_Short problem_
Every line of the data must be copied exactly.

________________________

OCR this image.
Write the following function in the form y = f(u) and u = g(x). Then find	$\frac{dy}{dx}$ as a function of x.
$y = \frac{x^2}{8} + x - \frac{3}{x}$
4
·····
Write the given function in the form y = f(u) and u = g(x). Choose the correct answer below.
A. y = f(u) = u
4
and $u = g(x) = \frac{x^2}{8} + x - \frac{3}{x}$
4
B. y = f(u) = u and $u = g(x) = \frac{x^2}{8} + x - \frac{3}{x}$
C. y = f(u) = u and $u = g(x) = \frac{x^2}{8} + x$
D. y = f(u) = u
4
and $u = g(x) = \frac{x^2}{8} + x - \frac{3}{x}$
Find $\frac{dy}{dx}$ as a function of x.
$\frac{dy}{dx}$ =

________________________

_The response_
OCR this image.
Write the following function in the form y = f(u) and u = g(x). Then find	$\frac{dy}{dx}$ as a function of x.
$y = \frac{x^2}{8} + x - \frac{3}{x}$
4
·····
Write the given function in the form y = f(u) and u = g(x). Choose the correct answer below.
A. y = f(u) = u
4
and $u = g(x) = \frac{x^2}{8} + x - \frac{3}{x}$
4
B. y = f(u) = u and $u = g(x) = \frac{x^2}{8} + x - \frac{3}{x}$
C. y = f(u) = u and $u = g(x) = \frac{x^2}{8} + x$
D. y = f(u) = u
4
and $u = g(x) = \frac{x^2}{8} + x - \frac{3}{x}$
Find $\frac{dy}{dx}$ as a function of x.
$\frac{dy}{dx}$ =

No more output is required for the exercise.